___ Dataset entries

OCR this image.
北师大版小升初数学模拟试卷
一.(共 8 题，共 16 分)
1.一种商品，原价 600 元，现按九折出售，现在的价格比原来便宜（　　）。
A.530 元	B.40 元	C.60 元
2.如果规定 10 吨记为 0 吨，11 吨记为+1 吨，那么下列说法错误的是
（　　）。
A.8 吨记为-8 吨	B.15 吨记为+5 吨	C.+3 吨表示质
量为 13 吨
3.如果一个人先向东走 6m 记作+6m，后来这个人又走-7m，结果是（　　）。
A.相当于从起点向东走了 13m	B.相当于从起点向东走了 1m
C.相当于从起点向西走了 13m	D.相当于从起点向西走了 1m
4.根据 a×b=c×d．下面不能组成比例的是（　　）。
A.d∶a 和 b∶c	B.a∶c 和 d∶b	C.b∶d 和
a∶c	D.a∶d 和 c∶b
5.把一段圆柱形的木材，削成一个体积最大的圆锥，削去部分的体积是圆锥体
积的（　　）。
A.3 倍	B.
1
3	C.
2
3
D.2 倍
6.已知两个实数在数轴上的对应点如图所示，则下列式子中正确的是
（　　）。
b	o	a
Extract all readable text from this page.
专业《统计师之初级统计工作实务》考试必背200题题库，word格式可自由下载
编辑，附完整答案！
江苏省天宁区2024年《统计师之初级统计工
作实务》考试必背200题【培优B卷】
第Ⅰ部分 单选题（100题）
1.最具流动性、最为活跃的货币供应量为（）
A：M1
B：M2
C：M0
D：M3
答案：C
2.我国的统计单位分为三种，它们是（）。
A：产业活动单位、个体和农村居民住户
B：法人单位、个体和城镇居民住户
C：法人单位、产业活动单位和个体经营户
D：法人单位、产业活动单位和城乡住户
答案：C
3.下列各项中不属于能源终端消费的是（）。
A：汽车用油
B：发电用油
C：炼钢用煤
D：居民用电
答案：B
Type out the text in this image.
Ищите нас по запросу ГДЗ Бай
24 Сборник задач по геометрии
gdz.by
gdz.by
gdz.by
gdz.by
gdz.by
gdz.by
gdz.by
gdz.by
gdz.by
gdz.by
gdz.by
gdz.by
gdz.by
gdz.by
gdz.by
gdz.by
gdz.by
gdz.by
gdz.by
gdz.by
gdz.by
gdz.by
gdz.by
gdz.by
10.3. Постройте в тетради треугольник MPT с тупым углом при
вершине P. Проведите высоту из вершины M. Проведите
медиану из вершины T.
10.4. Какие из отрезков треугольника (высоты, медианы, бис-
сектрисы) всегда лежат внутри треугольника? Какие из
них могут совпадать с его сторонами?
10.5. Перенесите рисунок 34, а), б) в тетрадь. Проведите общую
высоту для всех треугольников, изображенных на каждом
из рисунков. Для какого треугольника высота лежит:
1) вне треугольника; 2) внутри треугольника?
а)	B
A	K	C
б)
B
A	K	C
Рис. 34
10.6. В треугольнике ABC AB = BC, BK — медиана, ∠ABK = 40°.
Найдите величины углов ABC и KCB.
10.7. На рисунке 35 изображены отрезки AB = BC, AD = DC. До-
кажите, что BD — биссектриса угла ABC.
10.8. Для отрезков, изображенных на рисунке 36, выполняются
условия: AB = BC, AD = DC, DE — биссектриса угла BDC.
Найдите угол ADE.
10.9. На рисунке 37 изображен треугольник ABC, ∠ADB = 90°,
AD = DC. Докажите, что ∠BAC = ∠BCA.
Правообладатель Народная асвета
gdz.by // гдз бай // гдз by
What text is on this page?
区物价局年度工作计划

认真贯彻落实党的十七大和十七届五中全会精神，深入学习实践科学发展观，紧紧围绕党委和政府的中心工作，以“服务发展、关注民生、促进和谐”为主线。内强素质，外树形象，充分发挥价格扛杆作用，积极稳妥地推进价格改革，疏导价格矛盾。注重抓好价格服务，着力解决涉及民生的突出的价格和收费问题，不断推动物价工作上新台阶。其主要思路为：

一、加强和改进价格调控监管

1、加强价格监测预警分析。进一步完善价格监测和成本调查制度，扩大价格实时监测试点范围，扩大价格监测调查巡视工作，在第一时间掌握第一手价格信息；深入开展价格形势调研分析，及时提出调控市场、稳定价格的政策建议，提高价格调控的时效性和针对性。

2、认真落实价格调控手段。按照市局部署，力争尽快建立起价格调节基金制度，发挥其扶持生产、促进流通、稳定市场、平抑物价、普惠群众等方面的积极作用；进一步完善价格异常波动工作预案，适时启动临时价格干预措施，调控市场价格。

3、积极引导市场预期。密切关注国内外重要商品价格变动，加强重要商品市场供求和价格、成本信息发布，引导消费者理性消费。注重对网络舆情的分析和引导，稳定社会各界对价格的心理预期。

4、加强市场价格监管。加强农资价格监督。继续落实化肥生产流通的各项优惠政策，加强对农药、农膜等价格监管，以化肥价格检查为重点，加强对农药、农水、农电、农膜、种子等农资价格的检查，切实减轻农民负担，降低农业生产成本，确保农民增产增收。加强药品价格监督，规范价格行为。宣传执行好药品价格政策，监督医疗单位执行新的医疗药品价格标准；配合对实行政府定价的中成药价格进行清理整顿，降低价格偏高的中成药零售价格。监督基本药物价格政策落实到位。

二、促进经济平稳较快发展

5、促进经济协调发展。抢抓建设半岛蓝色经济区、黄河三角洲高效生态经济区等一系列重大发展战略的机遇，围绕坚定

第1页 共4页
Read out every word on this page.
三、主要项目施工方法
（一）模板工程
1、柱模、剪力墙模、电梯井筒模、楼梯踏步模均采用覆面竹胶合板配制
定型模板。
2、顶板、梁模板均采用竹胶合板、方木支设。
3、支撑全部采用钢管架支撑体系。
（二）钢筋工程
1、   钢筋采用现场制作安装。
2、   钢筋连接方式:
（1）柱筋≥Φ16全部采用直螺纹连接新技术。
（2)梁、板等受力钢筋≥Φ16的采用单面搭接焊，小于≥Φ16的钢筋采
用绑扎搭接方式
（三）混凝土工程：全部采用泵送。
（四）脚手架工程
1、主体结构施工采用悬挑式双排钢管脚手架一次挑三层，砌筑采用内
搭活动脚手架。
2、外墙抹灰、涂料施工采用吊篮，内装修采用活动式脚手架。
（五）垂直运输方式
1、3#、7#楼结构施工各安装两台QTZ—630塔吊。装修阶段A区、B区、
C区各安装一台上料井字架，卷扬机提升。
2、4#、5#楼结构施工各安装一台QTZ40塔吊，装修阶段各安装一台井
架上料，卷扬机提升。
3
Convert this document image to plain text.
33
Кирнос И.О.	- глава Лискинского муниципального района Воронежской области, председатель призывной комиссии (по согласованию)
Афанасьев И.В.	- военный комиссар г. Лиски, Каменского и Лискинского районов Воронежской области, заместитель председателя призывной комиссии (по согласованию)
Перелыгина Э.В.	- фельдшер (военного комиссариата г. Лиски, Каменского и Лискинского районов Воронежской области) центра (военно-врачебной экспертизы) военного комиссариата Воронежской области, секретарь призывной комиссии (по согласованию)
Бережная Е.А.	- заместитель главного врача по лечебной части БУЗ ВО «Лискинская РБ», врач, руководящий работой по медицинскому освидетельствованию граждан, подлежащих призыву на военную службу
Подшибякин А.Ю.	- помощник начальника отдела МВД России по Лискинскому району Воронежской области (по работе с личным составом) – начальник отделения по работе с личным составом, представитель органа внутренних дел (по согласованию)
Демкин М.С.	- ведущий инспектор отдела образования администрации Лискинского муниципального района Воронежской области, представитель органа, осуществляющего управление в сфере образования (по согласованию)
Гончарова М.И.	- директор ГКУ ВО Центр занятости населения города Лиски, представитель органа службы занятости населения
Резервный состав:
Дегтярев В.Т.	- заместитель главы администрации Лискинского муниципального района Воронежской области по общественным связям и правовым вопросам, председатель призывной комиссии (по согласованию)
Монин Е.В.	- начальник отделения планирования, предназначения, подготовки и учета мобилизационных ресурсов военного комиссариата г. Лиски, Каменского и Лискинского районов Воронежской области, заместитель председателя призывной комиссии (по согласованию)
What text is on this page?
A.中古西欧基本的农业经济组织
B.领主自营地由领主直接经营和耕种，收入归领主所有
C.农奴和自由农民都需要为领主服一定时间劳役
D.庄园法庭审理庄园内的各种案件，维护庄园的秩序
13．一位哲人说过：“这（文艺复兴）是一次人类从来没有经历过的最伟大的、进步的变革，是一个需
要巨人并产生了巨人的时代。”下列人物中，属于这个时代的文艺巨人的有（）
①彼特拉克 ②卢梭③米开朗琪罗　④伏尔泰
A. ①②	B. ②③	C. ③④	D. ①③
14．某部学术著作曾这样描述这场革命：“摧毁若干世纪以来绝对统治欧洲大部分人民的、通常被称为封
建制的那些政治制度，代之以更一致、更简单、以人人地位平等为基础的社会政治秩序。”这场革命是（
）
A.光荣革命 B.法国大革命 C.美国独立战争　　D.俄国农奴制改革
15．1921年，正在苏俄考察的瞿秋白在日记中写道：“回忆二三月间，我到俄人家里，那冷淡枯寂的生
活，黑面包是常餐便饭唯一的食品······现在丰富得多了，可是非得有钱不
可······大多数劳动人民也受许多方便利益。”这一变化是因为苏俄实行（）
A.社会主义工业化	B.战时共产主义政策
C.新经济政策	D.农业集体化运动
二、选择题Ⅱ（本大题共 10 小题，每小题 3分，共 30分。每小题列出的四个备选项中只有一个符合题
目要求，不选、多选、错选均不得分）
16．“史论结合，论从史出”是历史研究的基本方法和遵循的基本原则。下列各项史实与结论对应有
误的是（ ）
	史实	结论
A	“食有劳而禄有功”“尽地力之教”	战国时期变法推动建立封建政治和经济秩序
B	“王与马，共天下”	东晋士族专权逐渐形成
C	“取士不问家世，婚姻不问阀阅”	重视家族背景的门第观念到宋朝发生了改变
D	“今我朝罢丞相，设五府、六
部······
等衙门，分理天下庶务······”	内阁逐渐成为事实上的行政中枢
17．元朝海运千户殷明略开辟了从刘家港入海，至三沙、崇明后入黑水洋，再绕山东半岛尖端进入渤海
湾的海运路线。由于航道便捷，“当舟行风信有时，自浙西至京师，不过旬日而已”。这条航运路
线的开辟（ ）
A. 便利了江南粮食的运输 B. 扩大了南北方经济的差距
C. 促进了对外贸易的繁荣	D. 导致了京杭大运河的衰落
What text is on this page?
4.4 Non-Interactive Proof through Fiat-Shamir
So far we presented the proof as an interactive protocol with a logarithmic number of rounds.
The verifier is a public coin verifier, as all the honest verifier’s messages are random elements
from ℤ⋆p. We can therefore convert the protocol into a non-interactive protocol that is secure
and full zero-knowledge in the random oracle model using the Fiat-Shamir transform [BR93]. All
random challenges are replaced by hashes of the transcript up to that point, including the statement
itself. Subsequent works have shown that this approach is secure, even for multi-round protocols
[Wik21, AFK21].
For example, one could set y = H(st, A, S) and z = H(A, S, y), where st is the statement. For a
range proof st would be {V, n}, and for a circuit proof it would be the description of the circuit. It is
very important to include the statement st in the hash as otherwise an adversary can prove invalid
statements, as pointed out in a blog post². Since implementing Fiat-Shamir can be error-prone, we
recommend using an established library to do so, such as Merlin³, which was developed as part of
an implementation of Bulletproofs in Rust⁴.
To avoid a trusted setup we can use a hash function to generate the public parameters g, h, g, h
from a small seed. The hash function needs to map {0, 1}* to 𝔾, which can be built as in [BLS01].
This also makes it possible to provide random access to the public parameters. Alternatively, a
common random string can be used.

______

The task ::
Your answer should be a single number: the count of lines holding the word "public".

Exercise answer ::
3